_Written task_. Reproduce the records. Keep every word exact and include no images.

┄┄┄┄┄┄┄┄┄┄

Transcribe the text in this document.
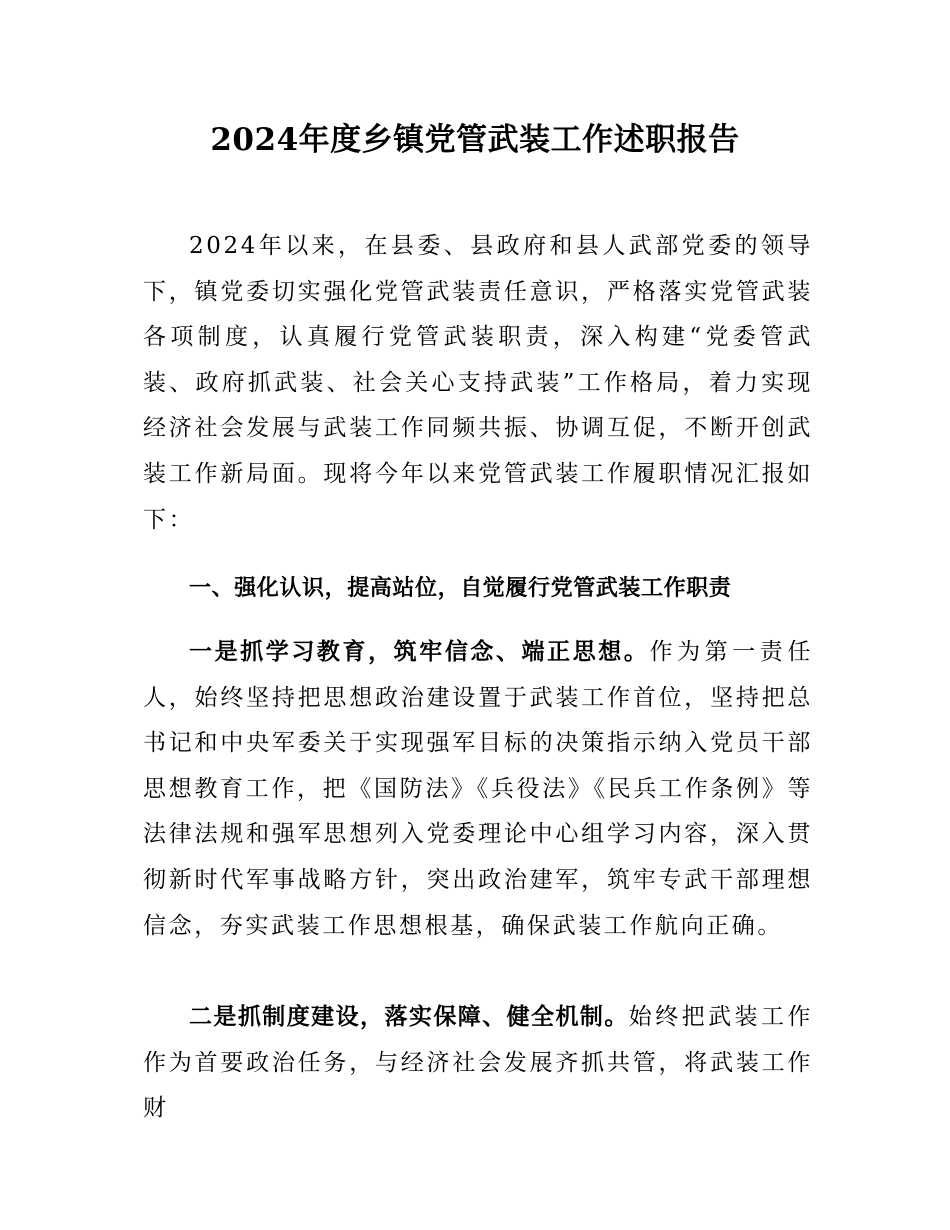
2024年度乡镇党管武装工作述职报告

2024年以来，在县委、县政府和县人武部党委的领导下，镇党委切实强化党管武装责任意识，严格落实党管武装各项制度，认真履行党管武装职责，深入构建“党委管武装、政府抓武装、社会关心支持武装”工作格局，着力实现经济社会发展与武装工作同频共振、协调互促，不断开创武装工作新局面。现将今年以来党管武装工作履职情况汇报如下：

一、强化认识，提高站位，自觉履行党管武装工作职责

一是抓学习教育，筑牢信念、端正思想。作为第一责任人，始终坚持把思想政治建设置于武装工作首位，坚持把总书记和中央军委关于实现强军目标的决策指示纳入党员干部思想教育工作，把《国防法》《兵役法》《民兵工作条例》等法律法规和强军思想列入党委理论中心组学习内容，深入贯彻新时代军事战略方针，突出政治建军，筑牢专武干部理想信念，夯实武装工作思想根基，确保武装工作航向正确。

二是抓制度建设，落实保障、健全机制。始终把武装工作作为首要政治任务，与经济社会发展齐抓共管，将武装工作财
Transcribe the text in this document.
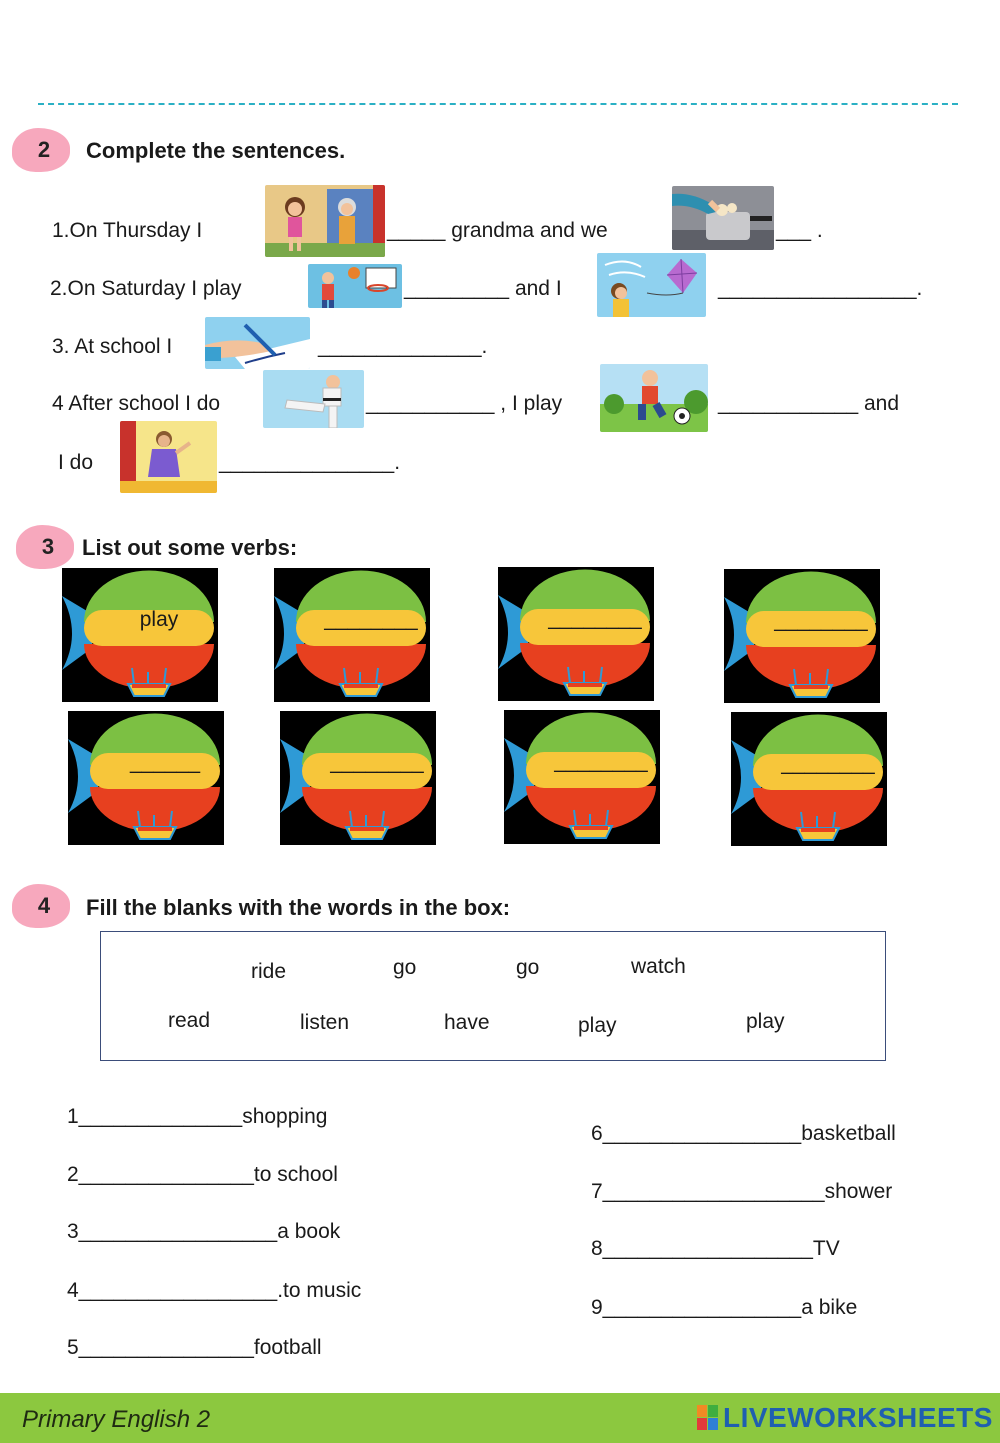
2 Complete the sentences.
1.On Thursday I	_____ grandma and we	___ .
2.On Saturday I play	_________ and I	_________________.
3. At school I	______________.
4 After school I do	___________ , I play	____________ and
I do	_______________.
3 List out some verbs:
play	________	________	________
______	________	________	________
4 Fill the blanks with the words in the box:
ride	go	go	watch
read	listen	have	play	play
1______________shopping
2_______________to school
3_________________a book
4_________________.to music
5_______________football
6_________________basketball
7___________________shower
8__________________TV
9_________________a bike
Primary English 2	LIVEWORKSHEETS
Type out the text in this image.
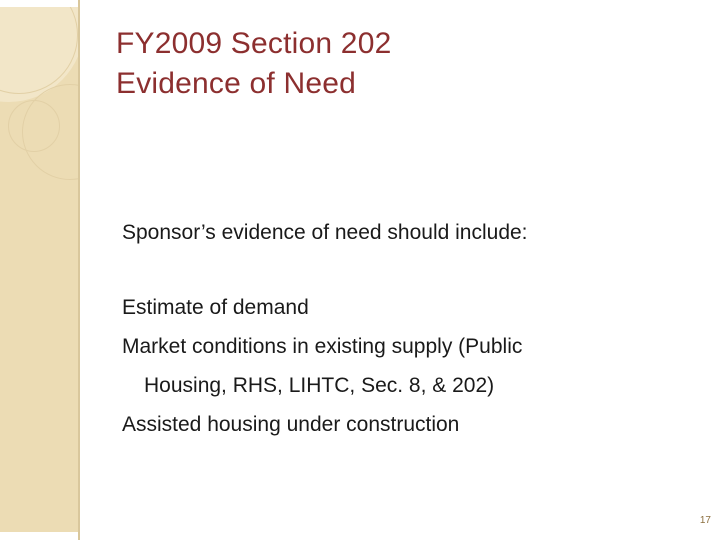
FY2009 Section 202
Evidence of Need

Sponsor’s evidence of need should include:

Estimate of demand
Market conditions in existing supply (Public
Housing, RHS, LIHTC, Sec. 8, & 202)
Assisted housing under construction
17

┄┄┄┄┄┄┄┄┄┄

_Task output_.
Transcribe the text in this document.
2024年度乡镇党管武装工作述职报告

2024年以来，在县委、县政府和县人武部党委的领导下，镇党委切实强化党管武装责任意识，严格落实党管武装各项制度，认真履行党管武装职责，深入构建“党委管武装、政府抓武装、社会关心支持武装”工作格局，着力实现经济社会发展与武装工作同频共振、协调互促，不断开创武装工作新局面。现将今年以来党管武装工作履职情况汇报如下：

一、强化认识，提高站位，自觉履行党管武装工作职责

一是抓学习教育，筑牢信念、端正思想。作为第一责任人，始终坚持把思想政治建设置于武装工作首位，坚持把总书记和中央军委关于实现强军目标的决策指示纳入党员干部思想教育工作，把《国防法》《兵役法》《民兵工作条例》等法律法规和强军思想列入党委理论中心组学习内容，深入贯彻新时代军事战略方针，突出政治建军，筑牢专武干部理想信念，夯实武装工作思想根基，确保武装工作航向正确。

二是抓制度建设，落实保障、健全机制。始终把武装工作作为首要政治任务，与经济社会发展齐抓共管，将武装工作财
Transcribe the text in this document.
2 Complete the sentences.
1.On Thursday I	_____ grandma and we	___ .
2.On Saturday I play	_________ and I	_________________.
3. At school I	______________.
4 After school I do	___________ , I play	____________ and
I do	_______________.
3 List out some verbs:
play	________	________	________
______	________	________	________
4 Fill the blanks with the words in the box:
ride	go	go	watch
read	listen	have	play	play
1______________shopping
2_______________to school
3_________________a book
4_________________.to music
5_______________football
6_________________basketball
7___________________shower
8__________________TV
9_________________a bike
Primary English 2	LIVEWORKSHEETS
Type out the text in this image.
FY2009 Section 202
Evidence of Need

Sponsor’s evidence of need should include:

Estimate of demand
Market conditions in existing supply (Public
Housing, RHS, LIHTC, Sec. 8, & 202)
Assisted housing under construction
17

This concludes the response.